RECORDS TO USE:
>> Begin

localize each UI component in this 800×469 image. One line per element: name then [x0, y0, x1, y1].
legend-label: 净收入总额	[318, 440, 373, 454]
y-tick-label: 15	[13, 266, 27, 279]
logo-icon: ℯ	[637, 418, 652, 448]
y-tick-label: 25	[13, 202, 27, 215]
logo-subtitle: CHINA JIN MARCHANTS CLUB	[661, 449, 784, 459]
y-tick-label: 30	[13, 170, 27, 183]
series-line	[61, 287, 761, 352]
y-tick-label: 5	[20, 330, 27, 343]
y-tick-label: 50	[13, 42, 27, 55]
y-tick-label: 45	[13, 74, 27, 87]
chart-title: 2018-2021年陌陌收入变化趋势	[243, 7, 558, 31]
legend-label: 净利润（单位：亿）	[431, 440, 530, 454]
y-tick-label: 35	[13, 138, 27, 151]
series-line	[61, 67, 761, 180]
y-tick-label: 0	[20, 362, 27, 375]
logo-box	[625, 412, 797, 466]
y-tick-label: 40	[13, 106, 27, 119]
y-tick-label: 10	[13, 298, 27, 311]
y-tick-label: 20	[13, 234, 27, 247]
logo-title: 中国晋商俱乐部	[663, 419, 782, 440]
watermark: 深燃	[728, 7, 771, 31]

>> End

OBJECTIVE:
Copy out all of the items above word for word.

OUTPUT BELOW:
localize each UI component in this 800×469 image. One line per element: name then [x0, y0, x1, y1].
legend-label: 净收入总额	[318, 440, 373, 454]
y-tick-label: 15	[13, 266, 27, 279]
logo-icon: ℯ	[637, 418, 652, 448]
y-tick-label: 25	[13, 202, 27, 215]
logo-subtitle: CHINA JIN MARCHANTS CLUB	[661, 449, 784, 459]
y-tick-label: 30	[13, 170, 27, 183]
series-line	[61, 287, 761, 352]
y-tick-label: 5	[20, 330, 27, 343]
y-tick-label: 50	[13, 42, 27, 55]
y-tick-label: 45	[13, 74, 27, 87]
chart-title: 2018-2021年陌陌收入变化趋势	[243, 7, 558, 31]
legend-label: 净利润（单位：亿）	[431, 440, 530, 454]
y-tick-label: 35	[13, 138, 27, 151]
series-line	[61, 67, 761, 180]
y-tick-label: 0	[20, 362, 27, 375]
logo-box	[625, 412, 797, 466]
y-tick-label: 40	[13, 106, 27, 119]
y-tick-label: 10	[13, 298, 27, 311]
y-tick-label: 20	[13, 234, 27, 247]
logo-title: 中国晋商俱乐部	[663, 419, 782, 440]
watermark: 深燃	[728, 7, 771, 31]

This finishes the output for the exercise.